-- start of WORKING DATA --

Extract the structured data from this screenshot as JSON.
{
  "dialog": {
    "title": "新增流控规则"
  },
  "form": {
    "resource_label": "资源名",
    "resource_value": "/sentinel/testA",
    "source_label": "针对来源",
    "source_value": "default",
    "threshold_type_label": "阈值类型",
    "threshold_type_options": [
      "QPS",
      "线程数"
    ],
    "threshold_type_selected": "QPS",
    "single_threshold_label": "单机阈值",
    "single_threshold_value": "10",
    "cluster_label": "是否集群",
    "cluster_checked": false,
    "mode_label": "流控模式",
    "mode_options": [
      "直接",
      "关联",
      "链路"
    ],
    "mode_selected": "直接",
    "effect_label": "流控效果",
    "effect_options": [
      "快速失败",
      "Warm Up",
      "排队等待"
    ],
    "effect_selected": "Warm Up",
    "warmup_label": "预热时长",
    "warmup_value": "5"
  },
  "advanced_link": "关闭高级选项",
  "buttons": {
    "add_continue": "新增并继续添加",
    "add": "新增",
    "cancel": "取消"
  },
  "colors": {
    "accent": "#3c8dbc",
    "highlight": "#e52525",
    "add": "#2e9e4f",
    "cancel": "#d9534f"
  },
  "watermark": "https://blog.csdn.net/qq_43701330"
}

-- end of WORKING DATA --
-- start of WORKING DATA --

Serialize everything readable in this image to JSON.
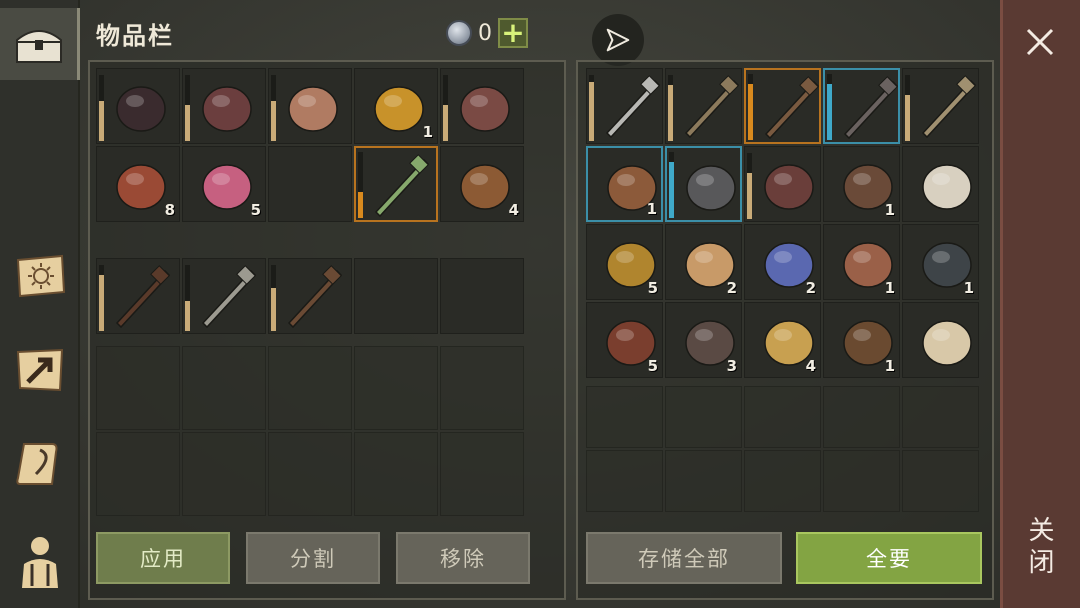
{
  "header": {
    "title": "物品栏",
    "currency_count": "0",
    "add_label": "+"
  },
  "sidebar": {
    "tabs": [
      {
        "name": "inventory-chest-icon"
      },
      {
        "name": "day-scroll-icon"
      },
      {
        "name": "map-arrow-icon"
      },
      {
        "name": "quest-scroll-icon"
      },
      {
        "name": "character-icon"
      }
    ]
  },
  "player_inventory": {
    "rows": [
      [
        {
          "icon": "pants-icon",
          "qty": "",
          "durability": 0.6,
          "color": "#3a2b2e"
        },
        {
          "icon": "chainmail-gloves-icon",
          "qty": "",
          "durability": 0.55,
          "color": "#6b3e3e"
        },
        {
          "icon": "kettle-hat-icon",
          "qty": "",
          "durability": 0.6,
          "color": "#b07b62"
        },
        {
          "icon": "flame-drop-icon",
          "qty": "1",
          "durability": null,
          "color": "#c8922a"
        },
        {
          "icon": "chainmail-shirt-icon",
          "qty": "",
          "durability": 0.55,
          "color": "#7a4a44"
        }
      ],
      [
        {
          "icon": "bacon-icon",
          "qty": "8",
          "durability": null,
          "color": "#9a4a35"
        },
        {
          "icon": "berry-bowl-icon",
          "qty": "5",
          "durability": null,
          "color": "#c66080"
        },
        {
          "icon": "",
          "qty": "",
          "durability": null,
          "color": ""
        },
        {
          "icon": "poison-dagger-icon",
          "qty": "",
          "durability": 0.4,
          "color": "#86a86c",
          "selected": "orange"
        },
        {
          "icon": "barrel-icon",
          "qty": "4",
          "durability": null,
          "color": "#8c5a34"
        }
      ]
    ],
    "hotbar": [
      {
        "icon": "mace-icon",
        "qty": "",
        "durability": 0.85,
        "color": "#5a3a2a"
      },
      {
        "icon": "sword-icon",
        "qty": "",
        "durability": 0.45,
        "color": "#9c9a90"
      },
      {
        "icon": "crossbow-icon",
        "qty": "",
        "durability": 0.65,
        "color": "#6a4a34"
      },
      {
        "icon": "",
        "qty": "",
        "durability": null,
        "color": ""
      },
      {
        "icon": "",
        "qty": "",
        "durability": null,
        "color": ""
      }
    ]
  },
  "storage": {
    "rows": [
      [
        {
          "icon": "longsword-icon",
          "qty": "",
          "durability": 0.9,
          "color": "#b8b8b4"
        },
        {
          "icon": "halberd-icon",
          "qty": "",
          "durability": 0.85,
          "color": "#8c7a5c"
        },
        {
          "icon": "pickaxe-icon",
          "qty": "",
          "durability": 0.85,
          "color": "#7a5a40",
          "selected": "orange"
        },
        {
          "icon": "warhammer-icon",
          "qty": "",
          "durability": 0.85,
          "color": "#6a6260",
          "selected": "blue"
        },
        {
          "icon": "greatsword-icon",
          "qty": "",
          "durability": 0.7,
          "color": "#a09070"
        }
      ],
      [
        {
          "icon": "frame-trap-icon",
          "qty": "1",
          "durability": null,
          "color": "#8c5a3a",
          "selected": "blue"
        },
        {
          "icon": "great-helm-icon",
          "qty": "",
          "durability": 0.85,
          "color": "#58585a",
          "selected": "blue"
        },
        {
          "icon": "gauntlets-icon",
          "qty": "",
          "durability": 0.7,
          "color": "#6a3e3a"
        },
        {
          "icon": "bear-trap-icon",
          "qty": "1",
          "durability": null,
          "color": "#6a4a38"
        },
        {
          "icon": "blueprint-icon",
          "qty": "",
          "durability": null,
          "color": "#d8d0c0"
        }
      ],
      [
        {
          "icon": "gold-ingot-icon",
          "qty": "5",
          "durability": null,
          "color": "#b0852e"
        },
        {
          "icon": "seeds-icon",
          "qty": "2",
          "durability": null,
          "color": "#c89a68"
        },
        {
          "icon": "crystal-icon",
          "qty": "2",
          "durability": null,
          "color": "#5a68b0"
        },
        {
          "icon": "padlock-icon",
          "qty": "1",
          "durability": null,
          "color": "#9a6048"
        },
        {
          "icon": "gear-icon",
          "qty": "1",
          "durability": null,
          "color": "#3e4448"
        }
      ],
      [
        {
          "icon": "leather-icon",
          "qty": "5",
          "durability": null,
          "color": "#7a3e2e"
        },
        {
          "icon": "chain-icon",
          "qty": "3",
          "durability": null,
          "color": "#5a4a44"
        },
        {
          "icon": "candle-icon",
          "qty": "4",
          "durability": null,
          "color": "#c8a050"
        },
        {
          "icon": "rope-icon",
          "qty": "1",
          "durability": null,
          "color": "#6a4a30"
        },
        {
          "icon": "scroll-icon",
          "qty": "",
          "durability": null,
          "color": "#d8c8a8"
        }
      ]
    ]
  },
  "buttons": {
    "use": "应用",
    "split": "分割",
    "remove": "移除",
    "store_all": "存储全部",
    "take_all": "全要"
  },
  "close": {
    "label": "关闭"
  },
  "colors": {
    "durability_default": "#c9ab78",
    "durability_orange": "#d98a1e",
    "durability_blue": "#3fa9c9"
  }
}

-- end of WORKING DATA --

**WHAT THE TASK REQUIRES**
The answer is one number: how many lines of the material above contain "name".

**SOLUTION BELOW**
5